*Task statement*: Every line of the data below that holds the string "whishi" needs to be reported.

● ● ●

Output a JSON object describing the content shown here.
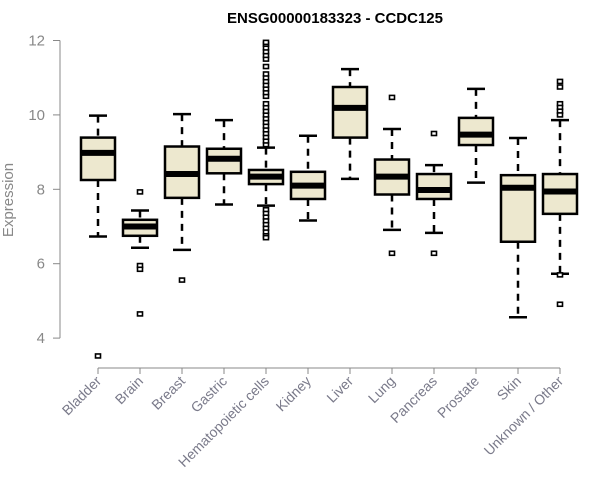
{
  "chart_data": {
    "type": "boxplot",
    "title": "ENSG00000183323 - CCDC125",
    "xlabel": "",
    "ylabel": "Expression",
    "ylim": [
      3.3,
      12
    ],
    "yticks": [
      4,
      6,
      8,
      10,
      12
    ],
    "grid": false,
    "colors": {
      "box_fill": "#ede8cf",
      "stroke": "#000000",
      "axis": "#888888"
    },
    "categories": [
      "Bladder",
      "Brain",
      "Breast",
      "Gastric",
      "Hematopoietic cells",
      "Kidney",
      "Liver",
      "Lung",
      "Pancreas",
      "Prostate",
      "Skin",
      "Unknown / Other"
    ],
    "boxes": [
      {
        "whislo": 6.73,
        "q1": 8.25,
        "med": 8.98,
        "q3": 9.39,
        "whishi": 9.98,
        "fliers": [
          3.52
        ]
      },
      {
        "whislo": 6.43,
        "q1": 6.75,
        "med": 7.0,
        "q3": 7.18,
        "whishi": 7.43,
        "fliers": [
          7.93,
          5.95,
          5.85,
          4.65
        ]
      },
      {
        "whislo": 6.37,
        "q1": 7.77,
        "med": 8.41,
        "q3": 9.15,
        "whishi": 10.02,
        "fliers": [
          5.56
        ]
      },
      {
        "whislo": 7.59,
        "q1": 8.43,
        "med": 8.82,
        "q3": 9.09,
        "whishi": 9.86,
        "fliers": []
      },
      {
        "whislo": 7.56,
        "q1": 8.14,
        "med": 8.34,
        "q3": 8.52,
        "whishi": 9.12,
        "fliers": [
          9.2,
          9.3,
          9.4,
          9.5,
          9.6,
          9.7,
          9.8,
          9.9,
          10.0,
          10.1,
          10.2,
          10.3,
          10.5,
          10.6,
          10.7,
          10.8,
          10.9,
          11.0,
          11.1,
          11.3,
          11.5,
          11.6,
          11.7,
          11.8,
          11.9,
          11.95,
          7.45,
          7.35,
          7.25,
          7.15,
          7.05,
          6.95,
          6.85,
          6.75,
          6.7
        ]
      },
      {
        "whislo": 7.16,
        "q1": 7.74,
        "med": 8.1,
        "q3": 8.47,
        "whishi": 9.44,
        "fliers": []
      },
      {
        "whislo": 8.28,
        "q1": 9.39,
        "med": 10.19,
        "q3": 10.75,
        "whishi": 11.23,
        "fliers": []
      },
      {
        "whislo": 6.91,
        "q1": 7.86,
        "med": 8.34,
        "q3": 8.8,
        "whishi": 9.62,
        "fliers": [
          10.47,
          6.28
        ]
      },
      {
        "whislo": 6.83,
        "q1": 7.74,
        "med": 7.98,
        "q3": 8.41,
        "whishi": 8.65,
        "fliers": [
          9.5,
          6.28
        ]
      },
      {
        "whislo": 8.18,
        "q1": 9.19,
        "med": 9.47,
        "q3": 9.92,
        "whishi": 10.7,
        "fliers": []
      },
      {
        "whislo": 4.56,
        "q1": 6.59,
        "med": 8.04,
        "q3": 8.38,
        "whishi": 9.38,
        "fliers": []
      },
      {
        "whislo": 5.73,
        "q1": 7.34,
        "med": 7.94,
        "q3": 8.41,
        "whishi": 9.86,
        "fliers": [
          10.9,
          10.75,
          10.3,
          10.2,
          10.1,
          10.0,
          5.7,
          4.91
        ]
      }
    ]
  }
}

● ● ●

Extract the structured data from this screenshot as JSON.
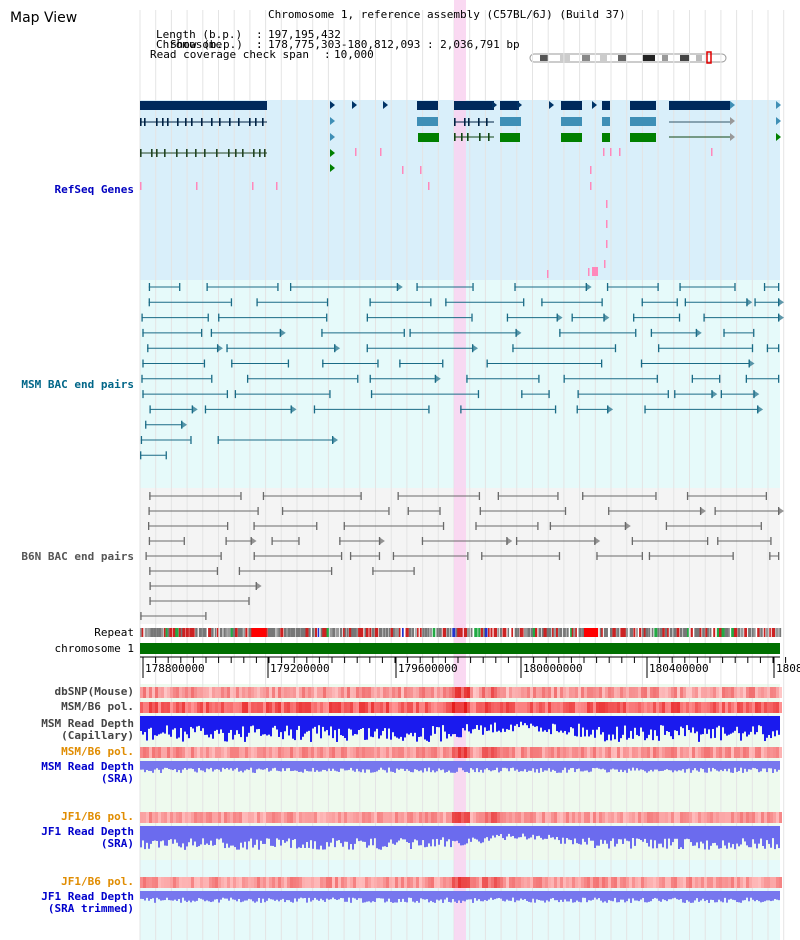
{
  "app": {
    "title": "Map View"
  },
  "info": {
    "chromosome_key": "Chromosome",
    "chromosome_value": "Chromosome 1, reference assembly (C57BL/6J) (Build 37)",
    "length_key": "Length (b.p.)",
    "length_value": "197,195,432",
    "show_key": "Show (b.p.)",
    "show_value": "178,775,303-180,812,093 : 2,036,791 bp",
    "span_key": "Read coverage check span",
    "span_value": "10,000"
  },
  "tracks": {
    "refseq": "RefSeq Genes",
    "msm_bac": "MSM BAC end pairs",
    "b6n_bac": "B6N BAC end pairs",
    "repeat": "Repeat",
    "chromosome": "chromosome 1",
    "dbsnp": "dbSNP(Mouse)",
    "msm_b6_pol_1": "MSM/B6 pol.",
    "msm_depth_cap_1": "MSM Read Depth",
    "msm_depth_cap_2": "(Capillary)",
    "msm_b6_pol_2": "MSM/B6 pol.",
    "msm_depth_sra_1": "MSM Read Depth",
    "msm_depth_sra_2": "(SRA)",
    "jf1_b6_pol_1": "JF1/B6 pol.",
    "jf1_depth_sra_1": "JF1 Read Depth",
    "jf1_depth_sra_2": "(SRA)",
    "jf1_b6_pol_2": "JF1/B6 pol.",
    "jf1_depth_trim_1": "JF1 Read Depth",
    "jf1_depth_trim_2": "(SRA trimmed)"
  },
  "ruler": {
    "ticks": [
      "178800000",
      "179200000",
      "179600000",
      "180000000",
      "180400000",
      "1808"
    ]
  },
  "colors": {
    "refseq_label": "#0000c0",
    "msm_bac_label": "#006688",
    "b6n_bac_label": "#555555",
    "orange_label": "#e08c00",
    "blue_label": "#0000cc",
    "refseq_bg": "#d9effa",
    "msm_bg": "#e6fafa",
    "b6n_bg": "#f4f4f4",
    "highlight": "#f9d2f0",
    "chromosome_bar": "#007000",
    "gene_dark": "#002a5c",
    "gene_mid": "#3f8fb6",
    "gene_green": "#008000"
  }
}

● ● ●

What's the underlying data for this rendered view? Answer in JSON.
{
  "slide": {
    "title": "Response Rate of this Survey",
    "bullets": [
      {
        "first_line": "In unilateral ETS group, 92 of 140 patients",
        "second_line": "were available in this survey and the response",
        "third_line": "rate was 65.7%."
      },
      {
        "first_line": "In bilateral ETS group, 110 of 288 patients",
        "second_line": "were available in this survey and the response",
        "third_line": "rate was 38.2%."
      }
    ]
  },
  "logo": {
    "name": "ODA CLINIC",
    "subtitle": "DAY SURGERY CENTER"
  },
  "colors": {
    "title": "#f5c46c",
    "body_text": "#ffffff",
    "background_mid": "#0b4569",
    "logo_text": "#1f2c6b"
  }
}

● ● ●

*Expected answer*:
        "whishi": 9.98,
        "whishi": 7.43,
        "whishi": 10.02,
        "whishi": 9.86,
        "whishi": 9.12,
        "whishi": 9.44,
        "whishi": 11.23,
        "whishi": 9.62,
        "whishi": 8.65,
        "whishi": 10.7,
        "whishi": 9.38,
        "whishi": 9.86,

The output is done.